Entries supplied:
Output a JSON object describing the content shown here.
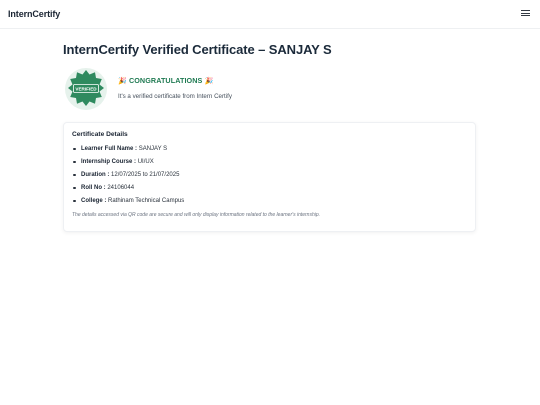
{
  "navbar": {
    "brand": "InternCertify",
    "menu_icon": "hamburger-menu-icon"
  },
  "header": {
    "title": "InternCertify Verified Certificate – SANJAY S"
  },
  "badge": {
    "icon": "verified-badge-icon",
    "text": "VERIFIED",
    "color": "#2f8a5f"
  },
  "congrats": {
    "emoji_left": "🎉",
    "text": "CONGRATULATIONS",
    "emoji_right": "🎉",
    "subtext": "It's a verified certificate from Intern Certify"
  },
  "details": {
    "title": "Certificate Details",
    "items": [
      {
        "label": "Learner Full Name :",
        "value": "SANJAY S"
      },
      {
        "label": "Internship Course :",
        "value": "UI/UX"
      },
      {
        "label": "Duration :",
        "value": "12/07/2025 to 21/07/2025"
      },
      {
        "label": "Roll No :",
        "value": "24106044"
      },
      {
        "label": "College :",
        "value": "Rathinam Technical Campus"
      }
    ],
    "note": "The details accessed via QR code are secure and will only display information related to the learner's internship."
  }
}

Exercise:
All of the entries above should be copied exactly, except for the pictures.

Task answer:
Output a JSON object describing the content shown here.
{
  "navbar": {
    "brand": "InternCertify",
    "menu_icon": "hamburger-menu-icon"
  },
  "header": {
    "title": "InternCertify Verified Certificate – SANJAY S"
  },
  "badge": {
    "icon": "verified-badge-icon",
    "text": "VERIFIED",
    "color": "#2f8a5f"
  },
  "congrats": {
    "emoji_left": "🎉",
    "text": "CONGRATULATIONS",
    "emoji_right": "🎉",
    "subtext": "It's a verified certificate from Intern Certify"
  },
  "details": {
    "title": "Certificate Details",
    "items": [
      {
        "label": "Learner Full Name :",
        "value": "SANJAY S"
      },
      {
        "label": "Internship Course :",
        "value": "UI/UX"
      },
      {
        "label": "Duration :",
        "value": "12/07/2025 to 21/07/2025"
      },
      {
        "label": "Roll No :",
        "value": "24106044"
      },
      {
        "label": "College :",
        "value": "Rathinam Technical Campus"
      }
    ],
    "note": "The details accessed via QR code are secure and will only display information related to the learner's internship."
  }
}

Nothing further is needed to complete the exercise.